Omitting all pictures, copy word for word the lines from the line containing "What text is on this page?" through the final line of the entries.

:: RECORDS

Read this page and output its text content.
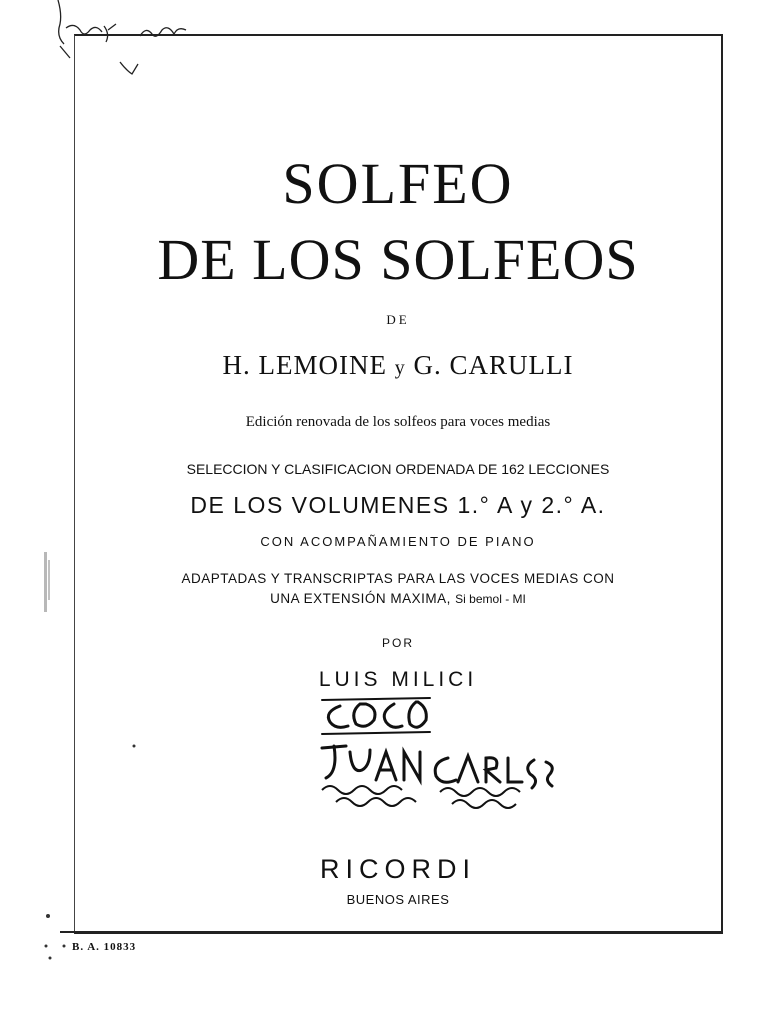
SOLFEO
DE LOS SOLFEOS
DE
H. LEMOINE y G. CARULLI
Edición renovada de los solfeos para voces medias
SELECCION Y CLASIFICACION ORDENADA DE 162 LECCIONES
DE LOS VOLUMENES 1.° A y 2.° A.
CON ACOMPAÑAMIENTO DE PIANO
ADAPTADAS Y TRANSCRIPTAS PARA LAS VOCES MEDIAS CON
UNA EXTENSIÓN MAXIMA, Si bemol - MI
POR
LUIS MILICI
RICORDI
BUENOS AIRES
B. A. 10833
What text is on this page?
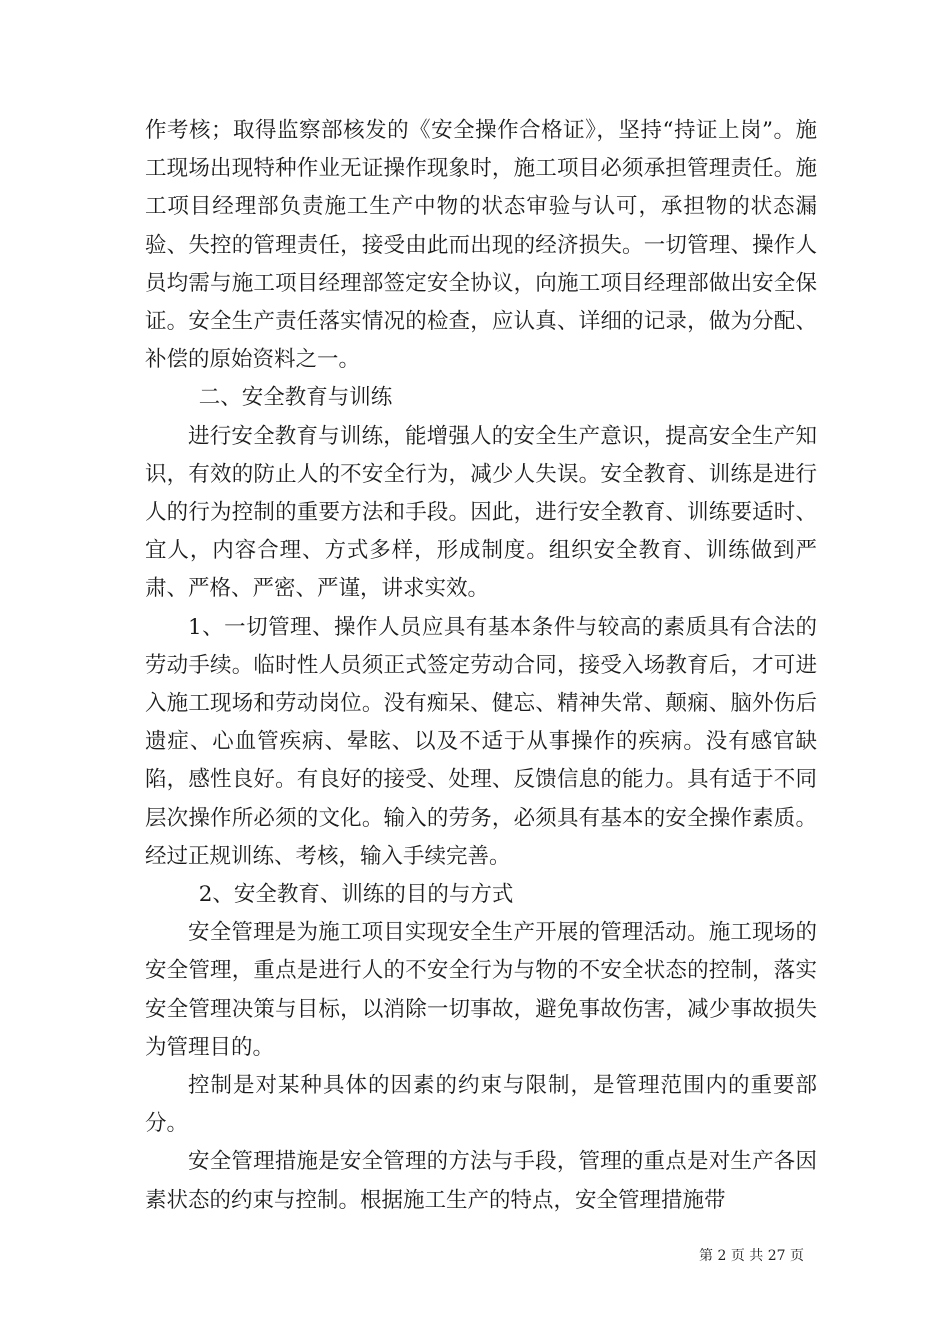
作考核；取得监察部核发的《安全操作合格证》，坚持“持证上岗”。施工现场出现特种作业无证操作现象时，施工项目必须承担管理责任。施工项目经理部负责施工生产中物的状态审验与认可，承担物的状态漏验、失控的管理责任，接受由此而出现的经济损失。一切管理、操作人员均需与施工项目经理部签定安全协议，向施工项目经理部做出安全保证。安全生产责任落实情况的检查，应认真、详细的记录，做为分配、补偿的原始资料之一。

二、安全教育与训练

进行安全教育与训练，能增强人的安全生产意识，提高安全生产知识，有效的防止人的不安全行为，减少人失误。安全教育、训练是进行人的行为控制的重要方法和手段。因此，进行安全教育、训练要适时、宜人，内容合理、方式多样，形成制度。组织安全教育、训练做到严肃、严格、严密、严谨，讲求实效。

1、一切管理、操作人员应具有基本条件与较高的素质具有合法的劳动手续。临时性人员须正式签定劳动合同，接受入场教育后，才可进入施工现场和劳动岗位。没有痴呆、健忘、精神失常、颠痫、脑外伤后遗症、心血管疾病、晕眩、以及不适于从事操作的疾病。没有感官缺陷，感性良好。有良好的接受、处理、反馈信息的能力。具有适于不同层次操作所必须的文化。输入的劳务，必须具有基本的安全操作素质。经过正规训练、考核，输入手续完善。

2、安全教育、训练的目的与方式

安全管理是为施工项目实现安全生产开展的管理活动。施工现场的安全管理，重点是进行人的不安全行为与物的不安全状态的控制，落实安全管理决策与目标，以消除一切事故，避免事故伤害，减少事故损失为管理目的。

控制是对某种具体的因素的约束与限制，是管理范围内的重要部分。

安全管理措施是安全管理的方法与手段，管理的重点是对生产各因素状态的约束与控制。根据施工生产的特点，安全管理措施带

第 2 页 共 27 页
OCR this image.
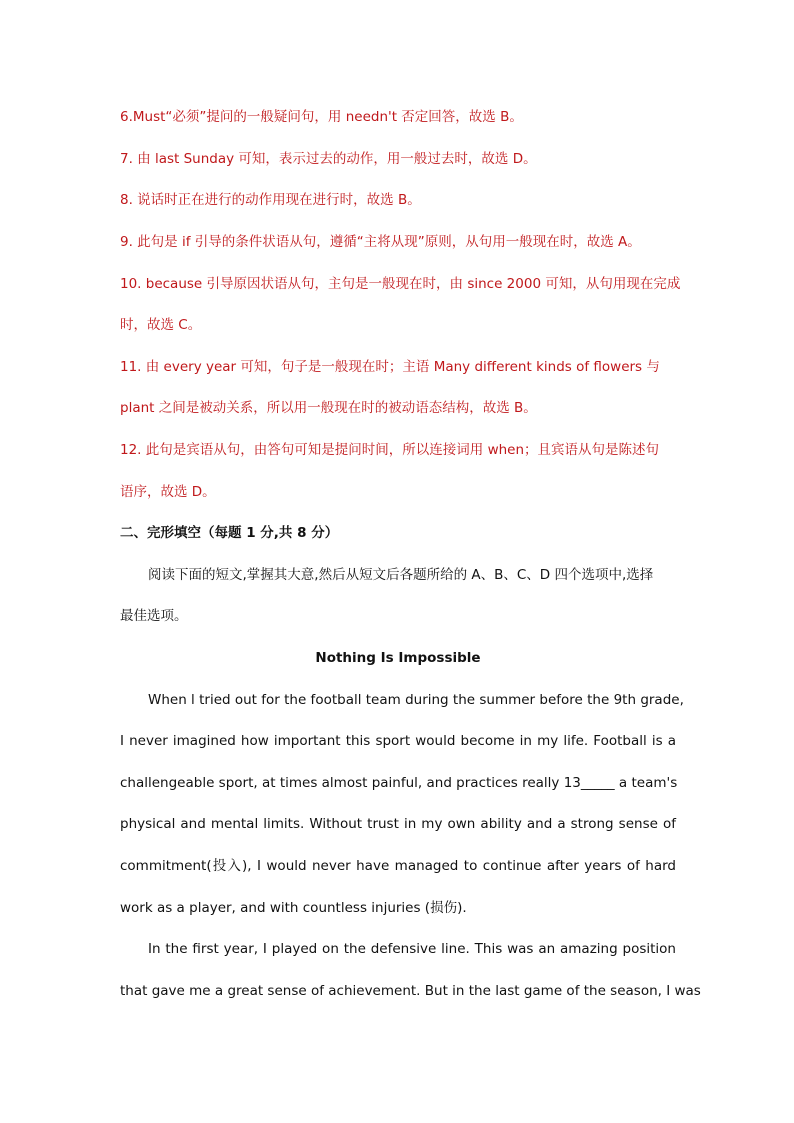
6.Must“必须”提问的一般疑问句，用 needn't 否定回答，故选 B。
7. 由 last Sunday 可知，表示过去的动作，用一般过去时，故选 D。
8. 说话时正在进行的动作用现在进行时，故选 B。
9. 此句是 if 引导的条件状语从句，遵循“主将从现”原则，从句用一般现在时，故选 A。
10. because 引导原因状语从句，主句是一般现在时，由 since 2000 可知，从句用现在完成
时，故选 C。
11. 由 every year 可知，句子是一般现在时；主语 Many different kinds of flowers 与
plant 之间是被动关系，所以用一般现在时的被动语态结构，故选 B。
12. 此句是宾语从句，由答句可知是提问时间，所以连接词用 when；且宾语从句是陈述句
语序，故选 D。
二、完形填空（每题 1 分,共 8 分）
阅读下面的短文,掌握其大意,然后从短文后各题所给的 A、B、C、D 四个选项中,选择
最佳选项。
Nothing Is Impossible
When l tried out for the football team during the summer before the 9th grade,
I never imagined how important this sport would become in my life. Football is a
challengeable sport, at times almost painful, and practices really 13_____ a team's
physical and mental limits. Without trust in my own ability and a strong sense of
commitment(投入), I would never have managed to continue after years of hard
work as a player, and with countless injuries (损伤).
In the first year, I played on the defensive line. This was an amazing position
that gave me a great sense of achievement. But in the last game of the season, I was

::::

§ TASK RESULT
What text is on this page?
作考核；取得监察部核发的《安全操作合格证》，坚持“持证上岗”。施工现场出现特种作业无证操作现象时，施工项目必须承担管理责任。施工项目经理部负责施工生产中物的状态审验与认可，承担物的状态漏验、失控的管理责任，接受由此而出现的经济损失。一切管理、操作人员均需与施工项目经理部签定安全协议，向施工项目经理部做出安全保证。安全生产责任落实情况的检查，应认真、详细的记录，做为分配、补偿的原始资料之一。

二、安全教育与训练

进行安全教育与训练，能增强人的安全生产意识，提高安全生产知识，有效的防止人的不安全行为，减少人失误。安全教育、训练是进行人的行为控制的重要方法和手段。因此，进行安全教育、训练要适时、宜人，内容合理、方式多样，形成制度。组织安全教育、训练做到严肃、严格、严密、严谨，讲求实效。

1、一切管理、操作人员应具有基本条件与较高的素质具有合法的劳动手续。临时性人员须正式签定劳动合同，接受入场教育后，才可进入施工现场和劳动岗位。没有痴呆、健忘、精神失常、颠痫、脑外伤后遗症、心血管疾病、晕眩、以及不适于从事操作的疾病。没有感官缺陷，感性良好。有良好的接受、处理、反馈信息的能力。具有适于不同层次操作所必须的文化。输入的劳务，必须具有基本的安全操作素质。经过正规训练、考核，输入手续完善。

2、安全教育、训练的目的与方式

安全管理是为施工项目实现安全生产开展的管理活动。施工现场的安全管理，重点是进行人的不安全行为与物的不安全状态的控制，落实安全管理决策与目标，以消除一切事故，避免事故伤害，减少事故损失为管理目的。

控制是对某种具体的因素的约束与限制，是管理范围内的重要部分。

安全管理措施是安全管理的方法与手段，管理的重点是对生产各因素状态的约束与控制。根据施工生产的特点，安全管理措施带

第 2 页 共 27 页
OCR this image.
6.Must“必须”提问的一般疑问句，用 needn't 否定回答，故选 B。
7. 由 last Sunday 可知，表示过去的动作，用一般过去时，故选 D。
8. 说话时正在进行的动作用现在进行时，故选 B。
9. 此句是 if 引导的条件状语从句，遵循“主将从现”原则，从句用一般现在时，故选 A。
10. because 引导原因状语从句，主句是一般现在时，由 since 2000 可知，从句用现在完成
时，故选 C。
11. 由 every year 可知，句子是一般现在时；主语 Many different kinds of flowers 与
plant 之间是被动关系，所以用一般现在时的被动语态结构，故选 B。
12. 此句是宾语从句，由答句可知是提问时间，所以连接词用 when；且宾语从句是陈述句
语序，故选 D。
二、完形填空（每题 1 分,共 8 分）
阅读下面的短文,掌握其大意,然后从短文后各题所给的 A、B、C、D 四个选项中,选择
最佳选项。
Nothing Is Impossible
When l tried out for the football team during the summer before the 9th grade,
I never imagined how important this sport would become in my life. Football is a
challengeable sport, at times almost painful, and practices really 13_____ a team's
physical and mental limits. Without trust in my own ability and a strong sense of
commitment(投入), I would never have managed to continue after years of hard
work as a player, and with countless injuries (损伤).
In the first year, I played on the defensive line. This was an amazing position
that gave me a great sense of achievement. But in the last game of the season, I was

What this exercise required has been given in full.